Restate the whole listing exactly.
— START RECORDS FOR THE EXERCISE —
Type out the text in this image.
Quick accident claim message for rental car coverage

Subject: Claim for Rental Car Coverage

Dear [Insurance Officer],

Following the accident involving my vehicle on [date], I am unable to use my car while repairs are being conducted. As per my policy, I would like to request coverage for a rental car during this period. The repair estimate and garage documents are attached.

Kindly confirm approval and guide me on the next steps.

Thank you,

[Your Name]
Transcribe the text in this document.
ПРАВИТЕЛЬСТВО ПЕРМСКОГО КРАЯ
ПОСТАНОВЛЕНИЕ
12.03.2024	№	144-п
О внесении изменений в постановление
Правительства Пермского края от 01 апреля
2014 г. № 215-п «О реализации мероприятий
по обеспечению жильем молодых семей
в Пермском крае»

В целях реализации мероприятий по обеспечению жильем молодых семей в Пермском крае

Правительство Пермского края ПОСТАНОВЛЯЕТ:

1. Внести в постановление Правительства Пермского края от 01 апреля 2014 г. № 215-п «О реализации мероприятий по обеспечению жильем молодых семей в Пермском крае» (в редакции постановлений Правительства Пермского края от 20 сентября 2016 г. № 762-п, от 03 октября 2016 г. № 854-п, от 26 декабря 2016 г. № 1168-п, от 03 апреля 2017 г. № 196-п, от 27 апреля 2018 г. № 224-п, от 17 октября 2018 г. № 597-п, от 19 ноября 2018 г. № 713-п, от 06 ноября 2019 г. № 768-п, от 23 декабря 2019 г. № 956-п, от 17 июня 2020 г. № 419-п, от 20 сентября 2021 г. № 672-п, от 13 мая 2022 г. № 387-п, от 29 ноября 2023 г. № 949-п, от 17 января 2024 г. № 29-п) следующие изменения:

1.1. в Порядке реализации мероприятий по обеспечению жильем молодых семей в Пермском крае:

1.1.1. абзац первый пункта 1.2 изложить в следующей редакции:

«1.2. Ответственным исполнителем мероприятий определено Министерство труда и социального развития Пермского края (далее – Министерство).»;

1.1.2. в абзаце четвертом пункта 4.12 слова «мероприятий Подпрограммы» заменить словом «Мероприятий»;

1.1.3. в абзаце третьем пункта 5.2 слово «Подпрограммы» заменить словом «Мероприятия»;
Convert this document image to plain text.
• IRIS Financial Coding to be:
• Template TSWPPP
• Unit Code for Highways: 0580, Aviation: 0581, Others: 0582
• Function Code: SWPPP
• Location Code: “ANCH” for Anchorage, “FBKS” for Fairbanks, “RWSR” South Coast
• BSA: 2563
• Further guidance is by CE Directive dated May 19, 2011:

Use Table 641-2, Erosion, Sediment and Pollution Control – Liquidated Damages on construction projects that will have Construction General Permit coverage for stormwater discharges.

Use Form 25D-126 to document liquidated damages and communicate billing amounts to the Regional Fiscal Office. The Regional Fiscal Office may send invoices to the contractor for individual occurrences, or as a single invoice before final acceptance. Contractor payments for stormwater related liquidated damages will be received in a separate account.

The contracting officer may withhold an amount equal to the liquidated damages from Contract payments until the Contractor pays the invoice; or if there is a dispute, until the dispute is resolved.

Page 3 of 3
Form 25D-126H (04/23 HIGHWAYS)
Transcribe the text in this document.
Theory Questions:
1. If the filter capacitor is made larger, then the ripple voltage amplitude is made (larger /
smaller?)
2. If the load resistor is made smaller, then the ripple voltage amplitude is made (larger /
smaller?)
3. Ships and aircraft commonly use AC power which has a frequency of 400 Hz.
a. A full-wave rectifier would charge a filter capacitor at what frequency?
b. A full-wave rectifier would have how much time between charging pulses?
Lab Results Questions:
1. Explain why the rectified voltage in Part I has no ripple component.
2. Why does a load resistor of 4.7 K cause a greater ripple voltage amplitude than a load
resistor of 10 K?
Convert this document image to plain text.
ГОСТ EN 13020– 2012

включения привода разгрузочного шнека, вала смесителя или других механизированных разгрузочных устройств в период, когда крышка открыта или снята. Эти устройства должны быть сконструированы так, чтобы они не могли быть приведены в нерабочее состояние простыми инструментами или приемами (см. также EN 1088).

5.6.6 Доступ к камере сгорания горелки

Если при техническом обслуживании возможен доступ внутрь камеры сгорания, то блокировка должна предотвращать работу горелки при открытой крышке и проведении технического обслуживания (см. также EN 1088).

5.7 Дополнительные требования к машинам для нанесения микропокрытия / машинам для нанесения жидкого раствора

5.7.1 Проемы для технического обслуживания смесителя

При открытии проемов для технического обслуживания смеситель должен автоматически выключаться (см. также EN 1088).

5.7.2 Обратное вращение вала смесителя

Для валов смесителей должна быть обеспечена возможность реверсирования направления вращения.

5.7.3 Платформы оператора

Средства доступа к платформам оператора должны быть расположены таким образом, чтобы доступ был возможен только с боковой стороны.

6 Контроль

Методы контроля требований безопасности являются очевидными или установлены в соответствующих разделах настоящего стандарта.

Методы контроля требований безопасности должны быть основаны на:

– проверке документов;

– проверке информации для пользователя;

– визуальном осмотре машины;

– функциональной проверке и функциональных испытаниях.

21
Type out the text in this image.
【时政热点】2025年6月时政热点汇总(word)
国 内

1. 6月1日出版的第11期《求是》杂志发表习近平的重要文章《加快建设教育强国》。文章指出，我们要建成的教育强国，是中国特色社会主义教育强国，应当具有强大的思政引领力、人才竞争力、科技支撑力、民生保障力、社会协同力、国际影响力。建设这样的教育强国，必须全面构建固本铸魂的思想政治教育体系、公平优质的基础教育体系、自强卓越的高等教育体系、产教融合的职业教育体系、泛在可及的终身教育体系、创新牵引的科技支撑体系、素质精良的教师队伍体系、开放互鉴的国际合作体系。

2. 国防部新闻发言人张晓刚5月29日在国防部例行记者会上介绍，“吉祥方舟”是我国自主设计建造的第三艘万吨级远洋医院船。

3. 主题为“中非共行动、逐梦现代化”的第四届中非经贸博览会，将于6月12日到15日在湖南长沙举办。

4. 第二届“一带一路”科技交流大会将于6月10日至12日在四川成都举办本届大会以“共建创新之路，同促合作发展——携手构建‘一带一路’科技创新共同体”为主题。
— END RECORDS FOR THE EXERCISE —
# RESPONSE FOR THIS EXERCISE:
Type out the text in this image.
Quick accident claim message for rental car coverage

Subject: Claim for Rental Car Coverage

Dear [Insurance Officer],

Following the accident involving my vehicle on [date], I am unable to use my car while repairs are being conducted. As per my policy, I would like to request coverage for a rental car during this period. The repair estimate and garage documents are attached.

Kindly confirm approval and guide me on the next steps.

Thank you,

[Your Name]
Transcribe the text in this document.
ПРАВИТЕЛЬСТВО ПЕРМСКОГО КРАЯ
ПОСТАНОВЛЕНИЕ
12.03.2024	№	144-п
О внесении изменений в постановление
Правительства Пермского края от 01 апреля
2014 г. № 215-п «О реализации мероприятий
по обеспечению жильем молодых семей
в Пермском крае»

В целях реализации мероприятий по обеспечению жильем молодых семей в Пермском крае

Правительство Пермского края ПОСТАНОВЛЯЕТ:

1. Внести в постановление Правительства Пермского края от 01 апреля 2014 г. № 215-п «О реализации мероприятий по обеспечению жильем молодых семей в Пермском крае» (в редакции постановлений Правительства Пермского края от 20 сентября 2016 г. № 762-п, от 03 октября 2016 г. № 854-п, от 26 декабря 2016 г. № 1168-п, от 03 апреля 2017 г. № 196-п, от 27 апреля 2018 г. № 224-п, от 17 октября 2018 г. № 597-п, от 19 ноября 2018 г. № 713-п, от 06 ноября 2019 г. № 768-п, от 23 декабря 2019 г. № 956-п, от 17 июня 2020 г. № 419-п, от 20 сентября 2021 г. № 672-п, от 13 мая 2022 г. № 387-п, от 29 ноября 2023 г. № 949-п, от 17 января 2024 г. № 29-п) следующие изменения:

1.1. в Порядке реализации мероприятий по обеспечению жильем молодых семей в Пермском крае:

1.1.1. абзац первый пункта 1.2 изложить в следующей редакции:

«1.2. Ответственным исполнителем мероприятий определено Министерство труда и социального развития Пермского края (далее – Министерство).»;

1.1.2. в абзаце четвертом пункта 4.12 слова «мероприятий Подпрограммы» заменить словом «Мероприятий»;

1.1.3. в абзаце третьем пункта 5.2 слово «Подпрограммы» заменить словом «Мероприятия»;
Convert this document image to plain text.
• IRIS Financial Coding to be:
• Template TSWPPP
• Unit Code for Highways: 0580, Aviation: 0581, Others: 0582
• Function Code: SWPPP
• Location Code: “ANCH” for Anchorage, “FBKS” for Fairbanks, “RWSR” South Coast
• BSA: 2563
• Further guidance is by CE Directive dated May 19, 2011:

Use Table 641-2, Erosion, Sediment and Pollution Control – Liquidated Damages on construction projects that will have Construction General Permit coverage for stormwater discharges.

Use Form 25D-126 to document liquidated damages and communicate billing amounts to the Regional Fiscal Office. The Regional Fiscal Office may send invoices to the contractor for individual occurrences, or as a single invoice before final acceptance. Contractor payments for stormwater related liquidated damages will be received in a separate account.

The contracting officer may withhold an amount equal to the liquidated damages from Contract payments until the Contractor pays the invoice; or if there is a dispute, until the dispute is resolved.

Page 3 of 3
Form 25D-126H (04/23 HIGHWAYS)
Transcribe the text in this document.
Theory Questions:
1. If the filter capacitor is made larger, then the ripple voltage amplitude is made (larger /
smaller?)
2. If the load resistor is made smaller, then the ripple voltage amplitude is made (larger /
smaller?)
3. Ships and aircraft commonly use AC power which has a frequency of 400 Hz.
a. A full-wave rectifier would charge a filter capacitor at what frequency?
b. A full-wave rectifier would have how much time between charging pulses?
Lab Results Questions:
1. Explain why the rectified voltage in Part I has no ripple component.
2. Why does a load resistor of 4.7 K cause a greater ripple voltage amplitude than a load
resistor of 10 K?
Convert this document image to plain text.
ГОСТ EN 13020– 2012

включения привода разгрузочного шнека, вала смесителя или других механизированных разгрузочных устройств в период, когда крышка открыта или снята. Эти устройства должны быть сконструированы так, чтобы они не могли быть приведены в нерабочее состояние простыми инструментами или приемами (см. также EN 1088).

5.6.6 Доступ к камере сгорания горелки

Если при техническом обслуживании возможен доступ внутрь камеры сгорания, то блокировка должна предотвращать работу горелки при открытой крышке и проведении технического обслуживания (см. также EN 1088).

5.7 Дополнительные требования к машинам для нанесения микропокрытия / машинам для нанесения жидкого раствора

5.7.1 Проемы для технического обслуживания смесителя

При открытии проемов для технического обслуживания смеситель должен автоматически выключаться (см. также EN 1088).

5.7.2 Обратное вращение вала смесителя

Для валов смесителей должна быть обеспечена возможность реверсирования направления вращения.

5.7.3 Платформы оператора

Средства доступа к платформам оператора должны быть расположены таким образом, чтобы доступ был возможен только с боковой стороны.

6 Контроль

Методы контроля требований безопасности являются очевидными или установлены в соответствующих разделах настоящего стандарта.

Методы контроля требований безопасности должны быть основаны на:

– проверке документов;

– проверке информации для пользователя;

– визуальном осмотре машины;

– функциональной проверке и функциональных испытаниях.

21
Type out the text in this image.
【时政热点】2025年6月时政热点汇总(word)
国 内

1. 6月1日出版的第11期《求是》杂志发表习近平的重要文章《加快建设教育强国》。文章指出，我们要建成的教育强国，是中国特色社会主义教育强国，应当具有强大的思政引领力、人才竞争力、科技支撑力、民生保障力、社会协同力、国际影响力。建设这样的教育强国，必须全面构建固本铸魂的思想政治教育体系、公平优质的基础教育体系、自强卓越的高等教育体系、产教融合的职业教育体系、泛在可及的终身教育体系、创新牵引的科技支撑体系、素质精良的教师队伍体系、开放互鉴的国际合作体系。

2. 国防部新闻发言人张晓刚5月29日在国防部例行记者会上介绍，“吉祥方舟”是我国自主设计建造的第三艘万吨级远洋医院船。

3. 主题为“中非共行动、逐梦现代化”的第四届中非经贸博览会，将于6月12日到15日在湖南长沙举办。

4. 第二届“一带一路”科技交流大会将于6月10日至12日在四川成都举办本届大会以“共建创新之路，同促合作发展——携手构建‘一带一路’科技创新共同体”为主题。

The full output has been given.